## START

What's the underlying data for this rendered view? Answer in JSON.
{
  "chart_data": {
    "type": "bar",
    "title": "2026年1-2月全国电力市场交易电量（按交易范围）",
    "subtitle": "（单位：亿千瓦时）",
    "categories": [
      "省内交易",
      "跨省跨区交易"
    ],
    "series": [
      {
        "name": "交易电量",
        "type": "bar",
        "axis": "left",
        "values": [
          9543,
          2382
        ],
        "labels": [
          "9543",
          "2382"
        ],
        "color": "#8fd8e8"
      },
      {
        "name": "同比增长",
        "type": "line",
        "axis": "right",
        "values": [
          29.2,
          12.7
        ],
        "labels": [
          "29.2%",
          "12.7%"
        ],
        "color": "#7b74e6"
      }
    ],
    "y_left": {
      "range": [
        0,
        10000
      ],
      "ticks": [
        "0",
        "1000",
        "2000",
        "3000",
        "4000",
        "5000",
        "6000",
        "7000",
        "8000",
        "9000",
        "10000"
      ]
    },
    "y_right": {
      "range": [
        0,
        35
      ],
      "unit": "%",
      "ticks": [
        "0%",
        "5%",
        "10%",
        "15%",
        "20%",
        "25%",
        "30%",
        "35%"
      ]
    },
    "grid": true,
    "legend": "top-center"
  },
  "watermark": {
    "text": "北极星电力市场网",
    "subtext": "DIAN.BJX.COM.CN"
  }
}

## END

Every record shown above should be written out again exactly.

What's the underlying data for this rendered view? Answer in JSON.
{
  "chart_data": {
    "type": "bar",
    "title": "2026年1-2月全国电力市场交易电量（按交易范围）",
    "subtitle": "（单位：亿千瓦时）",
    "categories": [
      "省内交易",
      "跨省跨区交易"
    ],
    "series": [
      {
        "name": "交易电量",
        "type": "bar",
        "axis": "left",
        "values": [
          9543,
          2382
        ],
        "labels": [
          "9543",
          "2382"
        ],
        "color": "#8fd8e8"
      },
      {
        "name": "同比增长",
        "type": "line",
        "axis": "right",
        "values": [
          29.2,
          12.7
        ],
        "labels": [
          "29.2%",
          "12.7%"
        ],
        "color": "#7b74e6"
      }
    ],
    "y_left": {
      "range": [
        0,
        10000
      ],
      "ticks": [
        "0",
        "1000",
        "2000",
        "3000",
        "4000",
        "5000",
        "6000",
        "7000",
        "8000",
        "9000",
        "10000"
      ]
    },
    "y_right": {
      "range": [
        0,
        35
      ],
      "unit": "%",
      "ticks": [
        "0%",
        "5%",
        "10%",
        "15%",
        "20%",
        "25%",
        "30%",
        "35%"
      ]
    },
    "grid": true,
    "legend": "top-center"
  },
  "watermark": {
    "text": "北极星电力市场网",
    "subtext": "DIAN.BJX.COM.CN"
  }
}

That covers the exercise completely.